Figure content listings
-------------------------

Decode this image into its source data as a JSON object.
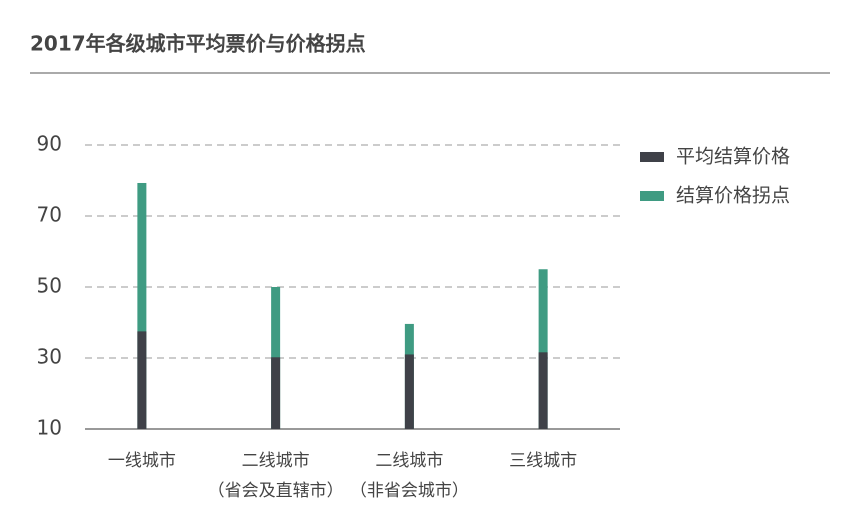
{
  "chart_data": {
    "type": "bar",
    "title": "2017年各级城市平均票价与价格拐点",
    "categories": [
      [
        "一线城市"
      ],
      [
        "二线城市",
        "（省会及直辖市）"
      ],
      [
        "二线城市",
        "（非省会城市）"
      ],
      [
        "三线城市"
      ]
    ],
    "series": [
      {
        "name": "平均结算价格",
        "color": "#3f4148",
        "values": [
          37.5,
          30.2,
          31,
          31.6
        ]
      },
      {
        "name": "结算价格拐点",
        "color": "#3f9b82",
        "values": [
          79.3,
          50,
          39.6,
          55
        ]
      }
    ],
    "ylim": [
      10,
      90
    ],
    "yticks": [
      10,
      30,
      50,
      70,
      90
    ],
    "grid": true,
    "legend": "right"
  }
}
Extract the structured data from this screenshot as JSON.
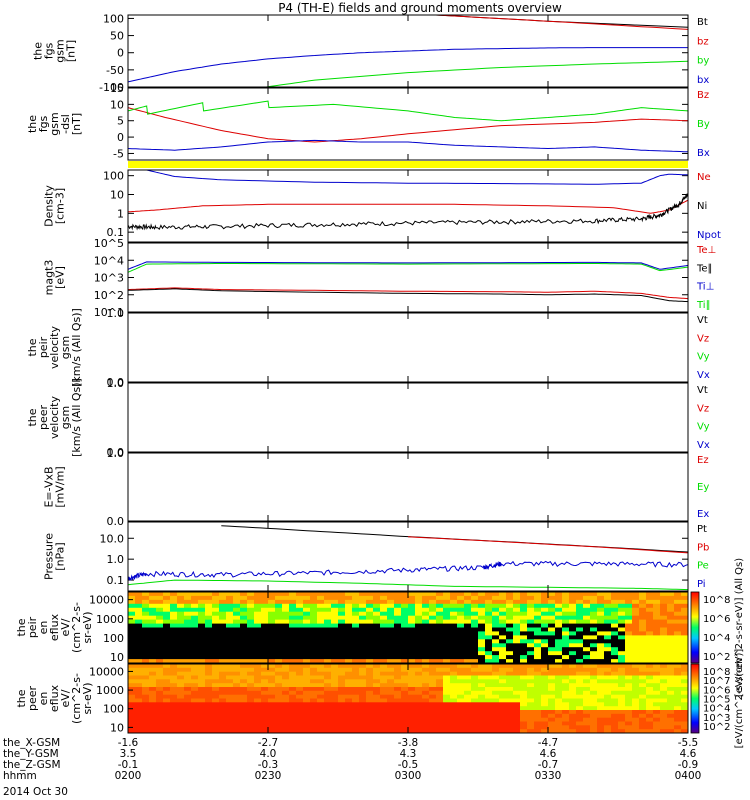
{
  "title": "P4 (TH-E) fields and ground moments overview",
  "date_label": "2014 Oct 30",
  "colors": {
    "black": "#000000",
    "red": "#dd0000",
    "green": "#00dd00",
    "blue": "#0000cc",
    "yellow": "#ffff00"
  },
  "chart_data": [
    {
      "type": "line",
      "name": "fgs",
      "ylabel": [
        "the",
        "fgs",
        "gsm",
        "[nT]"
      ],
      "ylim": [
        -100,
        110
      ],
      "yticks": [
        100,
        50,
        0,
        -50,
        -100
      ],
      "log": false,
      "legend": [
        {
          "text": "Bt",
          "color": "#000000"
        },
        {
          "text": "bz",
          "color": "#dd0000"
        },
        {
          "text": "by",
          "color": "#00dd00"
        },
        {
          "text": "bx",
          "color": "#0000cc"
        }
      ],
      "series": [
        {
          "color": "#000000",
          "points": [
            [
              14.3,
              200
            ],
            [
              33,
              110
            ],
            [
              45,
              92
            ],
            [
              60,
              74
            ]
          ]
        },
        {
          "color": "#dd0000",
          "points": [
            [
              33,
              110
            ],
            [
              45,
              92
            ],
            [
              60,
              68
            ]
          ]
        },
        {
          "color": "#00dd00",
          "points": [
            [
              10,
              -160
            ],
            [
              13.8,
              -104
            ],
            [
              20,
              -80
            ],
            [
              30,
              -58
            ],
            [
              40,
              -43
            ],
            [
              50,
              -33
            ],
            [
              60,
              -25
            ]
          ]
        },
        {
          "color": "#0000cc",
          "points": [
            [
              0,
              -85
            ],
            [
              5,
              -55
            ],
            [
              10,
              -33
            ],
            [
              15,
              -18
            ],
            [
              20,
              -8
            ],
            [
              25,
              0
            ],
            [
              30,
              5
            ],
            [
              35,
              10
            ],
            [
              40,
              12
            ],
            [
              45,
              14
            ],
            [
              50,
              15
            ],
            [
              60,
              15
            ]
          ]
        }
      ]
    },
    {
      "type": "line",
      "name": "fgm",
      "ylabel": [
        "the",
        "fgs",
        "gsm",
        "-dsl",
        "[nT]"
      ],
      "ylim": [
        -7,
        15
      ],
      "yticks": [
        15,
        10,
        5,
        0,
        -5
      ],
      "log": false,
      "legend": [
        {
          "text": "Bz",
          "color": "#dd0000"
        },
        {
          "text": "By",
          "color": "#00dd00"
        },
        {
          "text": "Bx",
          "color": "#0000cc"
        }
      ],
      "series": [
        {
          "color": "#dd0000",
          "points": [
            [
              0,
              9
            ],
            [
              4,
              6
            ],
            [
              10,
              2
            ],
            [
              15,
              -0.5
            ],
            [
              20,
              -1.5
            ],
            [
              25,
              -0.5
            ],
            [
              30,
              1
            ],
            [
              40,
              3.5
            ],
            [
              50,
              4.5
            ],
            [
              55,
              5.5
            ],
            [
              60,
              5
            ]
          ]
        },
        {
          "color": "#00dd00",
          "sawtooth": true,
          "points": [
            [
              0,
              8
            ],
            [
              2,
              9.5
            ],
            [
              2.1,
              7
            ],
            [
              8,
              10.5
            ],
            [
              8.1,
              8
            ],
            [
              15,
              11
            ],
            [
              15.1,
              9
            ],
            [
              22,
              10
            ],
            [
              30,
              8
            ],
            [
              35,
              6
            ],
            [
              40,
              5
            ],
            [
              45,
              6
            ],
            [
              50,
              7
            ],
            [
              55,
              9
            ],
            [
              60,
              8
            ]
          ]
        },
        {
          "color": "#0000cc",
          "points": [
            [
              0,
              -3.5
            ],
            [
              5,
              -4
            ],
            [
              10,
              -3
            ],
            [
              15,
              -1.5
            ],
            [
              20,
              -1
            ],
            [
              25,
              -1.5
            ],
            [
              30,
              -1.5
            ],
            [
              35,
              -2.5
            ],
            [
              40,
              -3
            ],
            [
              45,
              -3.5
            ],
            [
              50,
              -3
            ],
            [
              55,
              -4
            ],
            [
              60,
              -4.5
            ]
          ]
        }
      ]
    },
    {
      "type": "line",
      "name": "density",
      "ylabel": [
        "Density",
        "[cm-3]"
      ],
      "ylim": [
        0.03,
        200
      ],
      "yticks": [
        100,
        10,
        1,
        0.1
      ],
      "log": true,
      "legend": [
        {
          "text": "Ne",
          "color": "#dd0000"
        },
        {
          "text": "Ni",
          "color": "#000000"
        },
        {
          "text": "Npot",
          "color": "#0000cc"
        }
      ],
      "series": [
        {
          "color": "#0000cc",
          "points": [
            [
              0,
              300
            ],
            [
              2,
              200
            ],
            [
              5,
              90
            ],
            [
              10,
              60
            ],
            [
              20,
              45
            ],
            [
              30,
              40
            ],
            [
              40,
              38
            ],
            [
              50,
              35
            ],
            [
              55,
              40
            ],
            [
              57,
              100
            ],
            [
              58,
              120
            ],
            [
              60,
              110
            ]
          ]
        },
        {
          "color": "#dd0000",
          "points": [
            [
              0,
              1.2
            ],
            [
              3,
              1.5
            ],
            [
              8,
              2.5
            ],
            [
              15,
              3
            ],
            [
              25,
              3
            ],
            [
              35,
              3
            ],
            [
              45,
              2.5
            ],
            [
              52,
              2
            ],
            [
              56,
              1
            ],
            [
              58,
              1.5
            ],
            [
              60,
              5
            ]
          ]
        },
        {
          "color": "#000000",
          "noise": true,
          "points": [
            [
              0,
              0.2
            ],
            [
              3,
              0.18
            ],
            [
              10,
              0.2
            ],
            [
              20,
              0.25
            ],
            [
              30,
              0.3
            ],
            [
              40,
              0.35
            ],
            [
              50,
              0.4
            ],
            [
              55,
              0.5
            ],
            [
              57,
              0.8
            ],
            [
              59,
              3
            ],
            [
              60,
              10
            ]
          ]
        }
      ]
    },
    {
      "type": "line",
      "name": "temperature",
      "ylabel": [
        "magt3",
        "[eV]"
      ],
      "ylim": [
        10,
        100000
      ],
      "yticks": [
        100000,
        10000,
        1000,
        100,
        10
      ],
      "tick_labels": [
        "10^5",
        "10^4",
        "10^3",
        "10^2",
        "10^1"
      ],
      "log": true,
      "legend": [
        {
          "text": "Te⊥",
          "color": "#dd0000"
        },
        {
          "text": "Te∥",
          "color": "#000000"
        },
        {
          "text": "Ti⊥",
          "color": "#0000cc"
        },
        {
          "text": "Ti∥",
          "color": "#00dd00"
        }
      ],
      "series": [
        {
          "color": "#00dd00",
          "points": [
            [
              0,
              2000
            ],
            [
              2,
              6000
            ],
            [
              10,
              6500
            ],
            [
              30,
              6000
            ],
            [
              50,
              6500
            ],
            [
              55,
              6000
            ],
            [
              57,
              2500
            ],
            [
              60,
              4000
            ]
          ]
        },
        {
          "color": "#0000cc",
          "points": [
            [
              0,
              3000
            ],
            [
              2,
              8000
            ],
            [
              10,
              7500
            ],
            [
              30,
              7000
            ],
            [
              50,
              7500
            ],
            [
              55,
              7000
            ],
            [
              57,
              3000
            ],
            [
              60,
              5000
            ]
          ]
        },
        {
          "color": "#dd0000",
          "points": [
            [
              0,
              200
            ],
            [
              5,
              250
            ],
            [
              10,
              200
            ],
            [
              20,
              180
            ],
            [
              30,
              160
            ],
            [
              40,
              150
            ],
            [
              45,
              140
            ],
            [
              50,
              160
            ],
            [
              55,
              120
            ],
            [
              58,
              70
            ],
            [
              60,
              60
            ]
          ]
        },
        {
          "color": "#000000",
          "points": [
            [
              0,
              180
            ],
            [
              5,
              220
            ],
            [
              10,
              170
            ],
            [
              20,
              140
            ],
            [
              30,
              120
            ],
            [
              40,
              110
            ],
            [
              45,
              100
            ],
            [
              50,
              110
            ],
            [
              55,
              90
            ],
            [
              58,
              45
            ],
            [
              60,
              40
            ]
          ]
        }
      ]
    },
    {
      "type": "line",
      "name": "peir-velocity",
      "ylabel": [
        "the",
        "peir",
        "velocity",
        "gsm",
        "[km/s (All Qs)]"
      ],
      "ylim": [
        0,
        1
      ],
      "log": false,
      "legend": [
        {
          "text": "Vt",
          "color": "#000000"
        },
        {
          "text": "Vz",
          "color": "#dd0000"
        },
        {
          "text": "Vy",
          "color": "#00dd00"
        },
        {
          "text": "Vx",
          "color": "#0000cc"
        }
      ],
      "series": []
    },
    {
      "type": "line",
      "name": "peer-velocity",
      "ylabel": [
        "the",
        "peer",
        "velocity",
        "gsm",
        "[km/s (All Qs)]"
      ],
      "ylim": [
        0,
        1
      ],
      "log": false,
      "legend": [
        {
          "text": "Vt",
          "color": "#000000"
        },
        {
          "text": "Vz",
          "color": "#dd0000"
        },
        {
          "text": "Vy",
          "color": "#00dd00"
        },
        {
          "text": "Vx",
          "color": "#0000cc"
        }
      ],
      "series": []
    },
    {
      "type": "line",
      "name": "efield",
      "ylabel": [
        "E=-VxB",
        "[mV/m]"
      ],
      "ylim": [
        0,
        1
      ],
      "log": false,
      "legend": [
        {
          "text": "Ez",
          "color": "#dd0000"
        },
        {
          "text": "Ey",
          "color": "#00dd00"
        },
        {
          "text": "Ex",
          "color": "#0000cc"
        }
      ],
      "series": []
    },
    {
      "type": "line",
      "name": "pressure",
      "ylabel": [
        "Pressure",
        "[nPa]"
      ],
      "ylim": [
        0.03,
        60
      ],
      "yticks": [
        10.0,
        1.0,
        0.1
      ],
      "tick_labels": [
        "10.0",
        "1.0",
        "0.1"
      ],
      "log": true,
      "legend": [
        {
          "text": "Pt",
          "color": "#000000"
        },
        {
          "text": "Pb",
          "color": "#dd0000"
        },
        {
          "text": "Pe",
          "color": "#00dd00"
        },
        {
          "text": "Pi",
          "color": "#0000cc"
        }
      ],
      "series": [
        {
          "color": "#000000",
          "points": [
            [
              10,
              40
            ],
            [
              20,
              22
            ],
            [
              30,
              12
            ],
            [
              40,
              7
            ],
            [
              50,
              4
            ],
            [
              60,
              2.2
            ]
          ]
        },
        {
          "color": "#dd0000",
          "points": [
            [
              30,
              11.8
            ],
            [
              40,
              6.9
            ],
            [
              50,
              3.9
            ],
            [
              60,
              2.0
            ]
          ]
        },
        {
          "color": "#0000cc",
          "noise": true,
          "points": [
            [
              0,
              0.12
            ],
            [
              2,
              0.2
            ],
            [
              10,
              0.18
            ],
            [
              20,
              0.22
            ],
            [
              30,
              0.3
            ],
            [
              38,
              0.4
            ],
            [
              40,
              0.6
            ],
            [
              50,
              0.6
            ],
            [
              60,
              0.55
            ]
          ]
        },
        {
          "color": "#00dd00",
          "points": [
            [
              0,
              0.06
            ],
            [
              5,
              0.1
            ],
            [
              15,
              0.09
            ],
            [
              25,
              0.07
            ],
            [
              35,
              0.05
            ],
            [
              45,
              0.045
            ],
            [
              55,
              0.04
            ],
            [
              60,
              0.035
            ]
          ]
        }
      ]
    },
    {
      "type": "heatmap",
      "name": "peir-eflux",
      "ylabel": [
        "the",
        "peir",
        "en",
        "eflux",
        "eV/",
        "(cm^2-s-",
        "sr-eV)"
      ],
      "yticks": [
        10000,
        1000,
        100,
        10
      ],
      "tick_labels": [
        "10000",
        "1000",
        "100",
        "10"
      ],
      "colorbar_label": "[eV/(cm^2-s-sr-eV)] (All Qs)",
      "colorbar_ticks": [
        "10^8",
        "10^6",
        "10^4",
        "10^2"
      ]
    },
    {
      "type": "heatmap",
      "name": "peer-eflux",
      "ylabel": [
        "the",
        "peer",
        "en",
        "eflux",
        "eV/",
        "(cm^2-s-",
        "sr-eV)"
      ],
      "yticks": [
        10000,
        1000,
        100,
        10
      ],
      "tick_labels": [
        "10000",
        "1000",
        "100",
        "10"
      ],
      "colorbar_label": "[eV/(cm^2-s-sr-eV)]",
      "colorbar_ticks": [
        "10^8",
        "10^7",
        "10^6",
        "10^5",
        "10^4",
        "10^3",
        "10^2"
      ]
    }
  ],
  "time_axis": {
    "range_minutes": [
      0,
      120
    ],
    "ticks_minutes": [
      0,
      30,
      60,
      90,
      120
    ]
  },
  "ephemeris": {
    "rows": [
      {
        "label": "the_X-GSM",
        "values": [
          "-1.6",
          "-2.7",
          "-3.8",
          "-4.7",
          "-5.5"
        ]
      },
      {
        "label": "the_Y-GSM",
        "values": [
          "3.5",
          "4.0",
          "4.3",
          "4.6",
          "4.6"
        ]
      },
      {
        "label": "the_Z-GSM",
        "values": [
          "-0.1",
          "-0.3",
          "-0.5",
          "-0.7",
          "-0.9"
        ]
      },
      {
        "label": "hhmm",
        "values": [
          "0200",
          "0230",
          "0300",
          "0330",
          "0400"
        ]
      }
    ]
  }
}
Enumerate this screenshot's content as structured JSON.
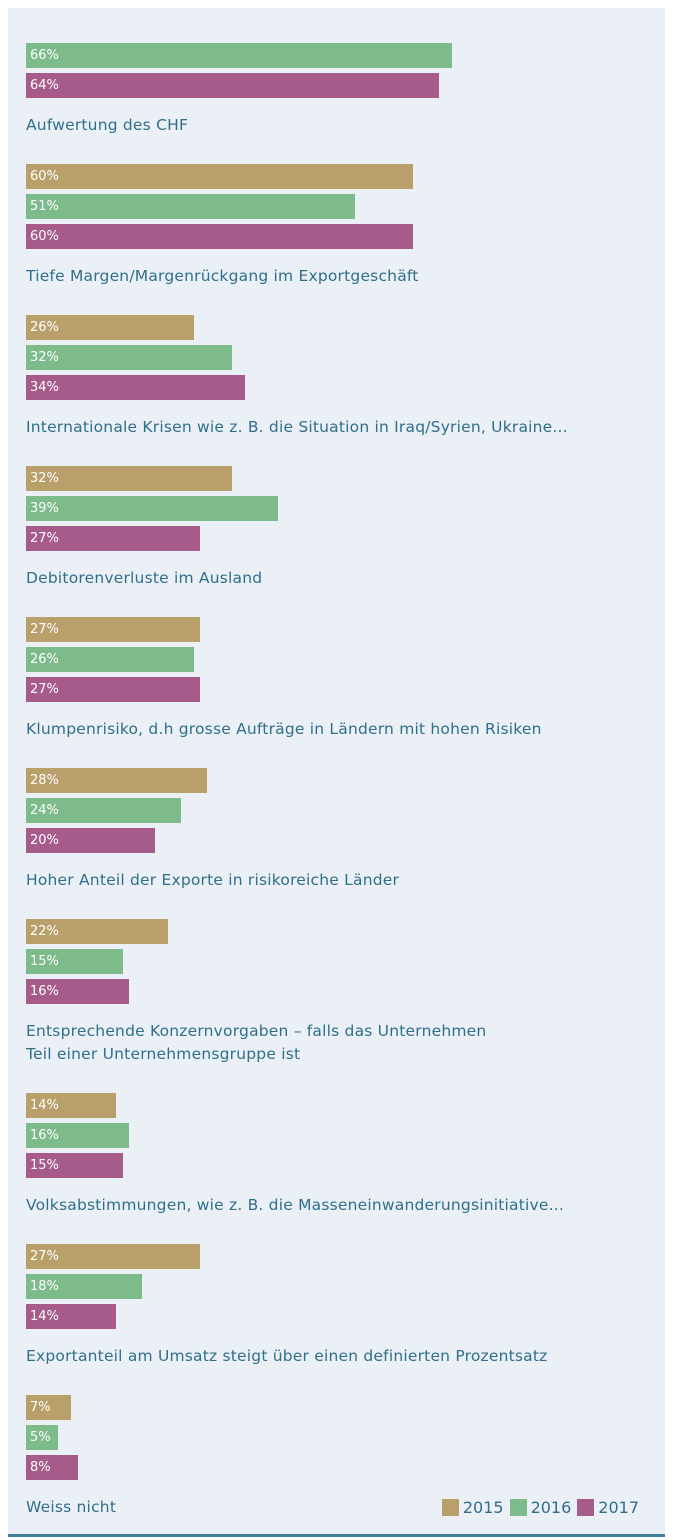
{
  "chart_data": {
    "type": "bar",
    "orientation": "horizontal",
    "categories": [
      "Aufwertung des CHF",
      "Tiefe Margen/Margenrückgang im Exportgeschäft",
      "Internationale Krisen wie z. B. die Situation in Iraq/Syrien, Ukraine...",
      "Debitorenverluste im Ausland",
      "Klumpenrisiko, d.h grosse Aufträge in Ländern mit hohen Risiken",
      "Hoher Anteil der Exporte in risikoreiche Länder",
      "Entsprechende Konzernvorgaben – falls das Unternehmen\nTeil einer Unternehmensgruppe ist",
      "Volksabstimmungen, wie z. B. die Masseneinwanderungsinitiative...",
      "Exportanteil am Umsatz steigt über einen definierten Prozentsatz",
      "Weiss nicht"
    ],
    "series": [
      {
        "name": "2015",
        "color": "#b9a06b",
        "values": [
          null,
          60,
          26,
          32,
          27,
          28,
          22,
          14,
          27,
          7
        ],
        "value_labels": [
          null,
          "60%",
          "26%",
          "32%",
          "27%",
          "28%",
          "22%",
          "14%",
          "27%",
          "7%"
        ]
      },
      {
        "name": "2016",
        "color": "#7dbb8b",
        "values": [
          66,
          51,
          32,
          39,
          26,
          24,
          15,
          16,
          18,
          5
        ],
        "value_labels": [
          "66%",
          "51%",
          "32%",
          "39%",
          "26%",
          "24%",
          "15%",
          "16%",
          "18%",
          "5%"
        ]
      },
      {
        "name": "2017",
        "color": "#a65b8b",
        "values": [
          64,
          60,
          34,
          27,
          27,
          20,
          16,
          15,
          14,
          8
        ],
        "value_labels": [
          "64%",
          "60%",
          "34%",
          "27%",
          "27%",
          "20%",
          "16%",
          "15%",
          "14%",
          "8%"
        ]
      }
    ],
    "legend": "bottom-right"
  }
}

-------------------------

> **Exercise aim**
Select every line in the records above that contains the word "screenshot".

> **Output of the exercise**
Extract the structured data from this screenshot as JSON.
Enumerate this screenshot's content as structured JSON.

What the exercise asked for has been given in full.